- [Short task]
Within the records that follow, find every line containing the string "hubungan". Copy those lines.

** start Record excerpts **

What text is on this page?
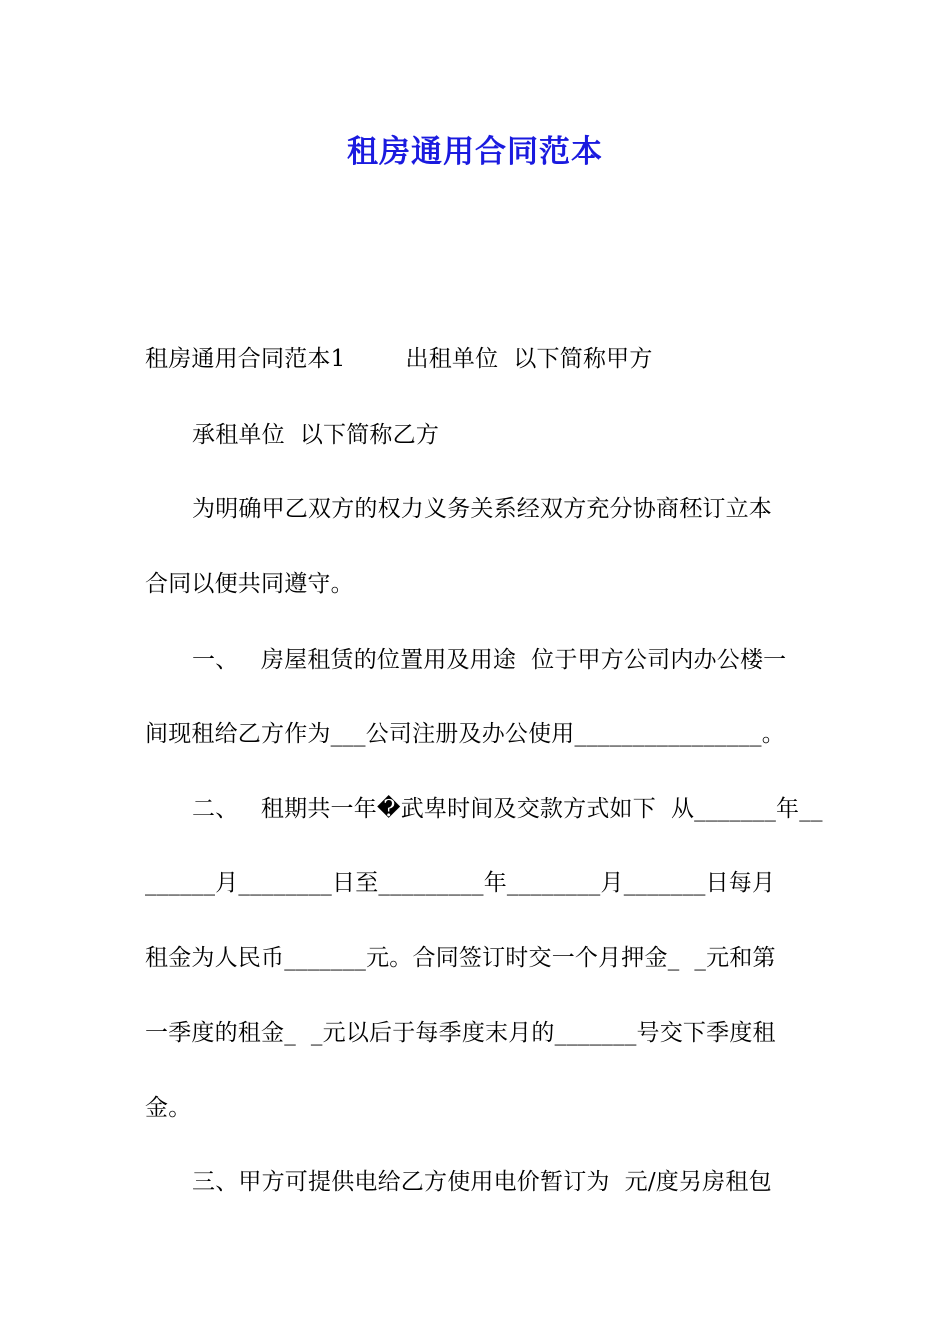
租房通用合同范本
租房通用合同范本1        出租单位  以下简称甲方
承租单位  以下简称乙方
为明确甲乙双方的权力义务关系经双方充分协商秠订立本
合同以便共同遵守。
一、   房屋租赁的位置用及用途  位于甲方公司内办公楼一
间现租给乙方作为___公司注册及办公使用________________。
二、   租期共一年�武卑时间及交款方式如下  从_______年__
______月________日至_________年________月_______日每月
租金为人民币_______元。合同签订时交一个月押金_  _元和第
一季度的租金_  _元以后于每季度末月的_______号交下季度租
金。
三、甲方可提供电给乙方使用电价暂订为  元/度另房租包
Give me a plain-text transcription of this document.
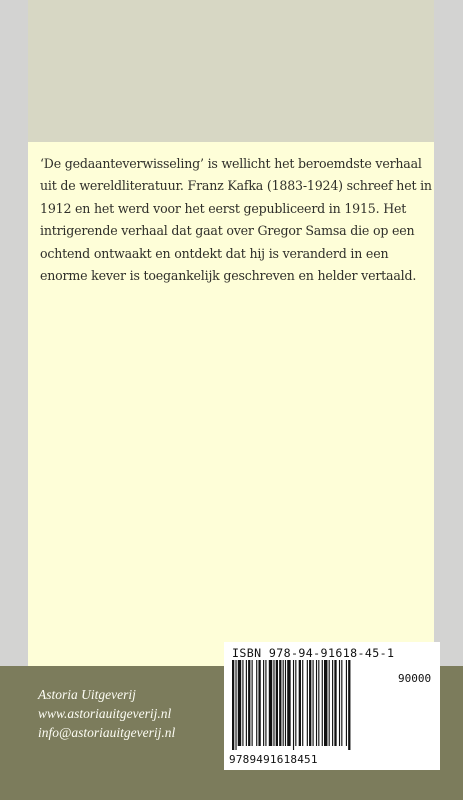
‘De gedaanteverwisseling’ is wellicht het beroemdste verhaal uit de wereldliteratuur. Franz Kafka (1883-1924) schreef het in 1912 en het werd voor het eerst gepubliceerd in 1915. Het intrigerende verhaal dat gaat over Gregor Samsa die op een ochtend ontwaakt en ontdekt dat hij is veranderd in een enorme kever is toegankelijk geschreven en helder vertaald.

Astoria Uitgeverij
www.astoriauitgeverij.nl
info@astoriauitgeverij.nl
ISBN 978-94-91618-45-1
90000
9789491618451
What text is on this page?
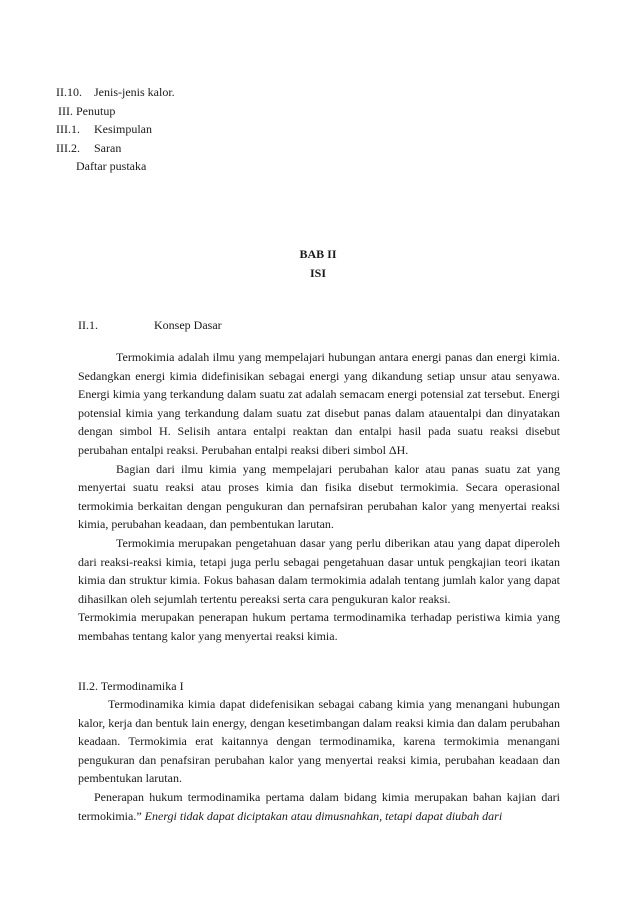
II.10.	Jenis-jenis kalor.
III. Penutup
III.1.	Kesimpulan
III.2.	Saran
Daftar pustaka
BAB II
ISI
II.1.	Konsep Dasar

Termokimia adalah ilmu yang mempelajari hubungan antara energi panas dan energi kimia. Sedangkan energi kimia didefinisikan sebagai energi yang dikandung setiap unsur atau senyawa. Energi kimia yang terkandung dalam suatu zat adalah semacam energi potensial zat tersebut. Energi potensial kimia yang terkandung dalam suatu zat disebut panas dalam atauentalpi dan dinyatakan dengan simbol H. Selisih antara entalpi reaktan dan entalpi hasil pada suatu reaksi disebut perubahan entalpi reaksi. Perubahan entalpi reaksi diberi simbol ΔH.

Bagian dari ilmu kimia yang mempelajari perubahan kalor atau panas suatu zat yang menyertai suatu reaksi atau proses kimia dan fisika disebut termokimia. Secara operasional termokimia berkaitan dengan pengukuran dan pernafsiran perubahan kalor yang menyertai reaksi kimia, perubahan keadaan, dan pembentukan larutan.

Termokimia merupakan pengetahuan dasar yang perlu diberikan atau yang dapat diperoleh dari reaksi-reaksi kimia, tetapi juga perlu sebagai pengetahuan dasar untuk pengkajian teori ikatan kimia dan struktur kimia. Fokus bahasan dalam termokimia adalah tentang jumlah kalor yang dapat dihasilkan oleh sejumlah tertentu pereaksi serta cara pengukuran kalor reaksi.

Termokimia merupakan penerapan hukum pertama termodinamika terhadap peristiwa kimia yang membahas tentang kalor yang menyertai reaksi kimia.

II.2. Termodinamika I

Termodinamika kimia dapat didefenisikan sebagai cabang kimia yang menangani hubungan kalor, kerja dan bentuk lain energy, dengan kesetimbangan dalam reaksi kimia dan dalam perubahan keadaan. Termokimia erat kaitannya dengan termodinamika, karena termokimia menangani pengukuran dan penafsiran perubahan kalor yang menyertai reaksi kimia, perubahan keadaan dan pembentukan larutan.

Penerapan hukum termodinamika pertama dalam bidang kimia merupakan bahan kajian dari termokimia.” Energi tidak dapat diciptakan atau dimusnahkan, tetapi dapat diubah dari
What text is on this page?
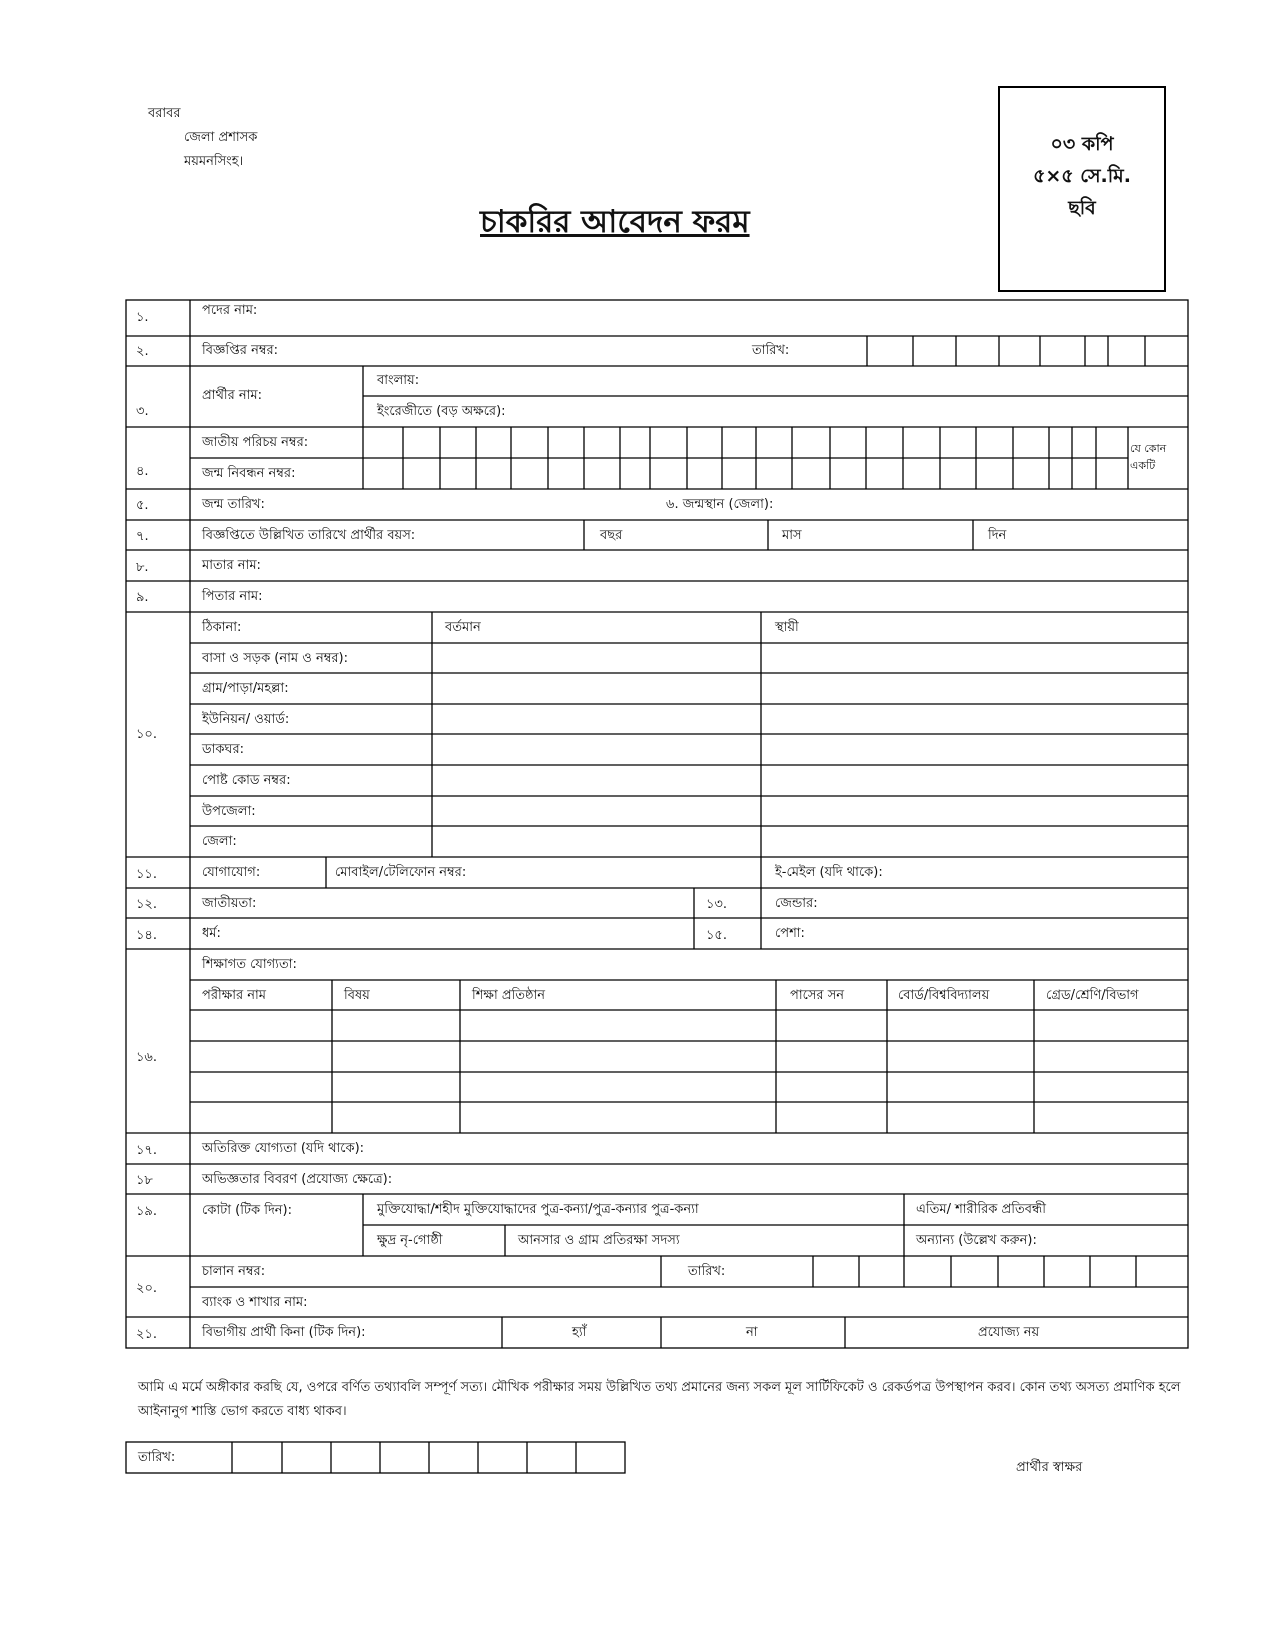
বরাবর
জেলা প্রশাসক
ময়মনসিংহ।
০৩ কপি
৫×৫ সে.মি.
ছবি
চাকরির আবেদন ফরম
১.	পদের নাম:
২.	বিজ্ঞপ্তির নম্বর:	তারিখ:
৩.
প্রার্থীর নাম:
বাংলায়:
ইংরেজীতে (বড় অক্ষরে):
৪.
জাতীয় পরিচয় নম্বর:
জন্ম নিবন্ধন নম্বর:
যে কোন একটি
৫.	জন্ম তারিখ:	৬. জন্মস্থান (জেলা):
৭.	বিজ্ঞপ্তিতে উল্লিখিত তারিখে প্রার্থীর বয়স:	বছর	মাস	দিন
৮.	মাতার নাম:
৯.	পিতার নাম:
১০.
ঠিকানা:	বর্তমান	স্থায়ী
বাসা ও সড়ক (নাম ও নম্বর):
গ্রাম/পাড়া/মহল্লা:
ইউনিয়ন/ ওয়ার্ড:
ডাকঘর:
পোষ্ট কোড নম্বর:
উপজেলা:
জেলা:
১১.	যোগাযোগ:	মোবাইল/টেলিফোন নম্বর:	ই-মেইল (যদি থাকে):
১২.	জাতীয়তা:	১৩.	জেন্ডার:
১৪.	ধর্ম:	১৫.	পেশা:
১৬.
শিক্ষাগত যোগ্যতা:
পরীক্ষার নাম	বিষয়	শিক্ষা প্রতিষ্ঠান	পাসের সন	বোর্ড/বিশ্ববিদ্যালয়	গ্রেড/শ্রেণি/বিভাগ
১৭.	অতিরিক্ত যোগ্যতা (যদি থাকে):
১৮	অভিজ্ঞতার বিবরণ (প্রযোজ্য ক্ষেত্রে):
১৯.	কোটা (টিক দিন):	মুক্তিযোদ্ধা/শহীদ মুক্তিযোদ্ধাদের পুত্র-কন্যা/পুত্র-কন্যার পুত্র-কন্যা	এতিম/ শারীরিক প্রতিবন্ধী
ক্ষুদ্র নৃ-গোষ্ঠী	আনসার ও গ্রাম প্রতিরক্ষা সদস্য	অন্যান্য (উল্লেখ করুন):
২০.
চালান নম্বর:	তারিখ:
ব্যাংক ও শাখার নাম:
২১.	বিভাগীয় প্রার্থী কিনা (টিক দিন):	হ্যাঁ	না	প্রযোজ্য নয়
আমি এ মর্মে অঙ্গীকার করছি যে, ওপরে বর্ণিত তথ্যাবলি সম্পূর্ণ সত্য। মৌখিক পরীক্ষার সময় উল্লিখিত তথ্য প্রমানের জন্য সকল মূল সার্টিফিকেট ও রেকর্ডপত্র উপস্থাপন করব। কোন তথ্য অসত্য প্রমাণিক হলে আইনানুগ শাস্তি ভোগ করতে বাধ্য থাকব।
তারিখ:
প্রার্থীর স্বাক্ষর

** end Record excerpts **

- [Solution for this exercise]
Termokimia adalah ilmu yang mempelajari hubungan antara energi panas dan energi kimia. Sedangkan energi kimia didefinisikan sebagai energi yang dikandung setiap unsur atau senyawa. Energi kimia yang terkandung dalam suatu zat adalah semacam energi potensial zat tersebut. Energi potensial kimia yang terkandung dalam suatu zat disebut panas dalam atauentalpi dan dinyatakan dengan simbol H. Selisih antara entalpi reaktan dan entalpi hasil pada suatu reaksi disebut perubahan entalpi reaksi. Perubahan entalpi reaksi diberi simbol ΔH.
Termodinamika kimia dapat didefenisikan sebagai cabang kimia yang menangani hubungan kalor, kerja dan bentuk lain energy, dengan kesetimbangan dalam reaksi kimia dan dalam perubahan keadaan. Termokimia erat kaitannya dengan termodinamika, karena termokimia menangani pengukuran dan penafsiran perubahan kalor yang menyertai reaksi kimia, perubahan keadaan dan pembentukan larutan.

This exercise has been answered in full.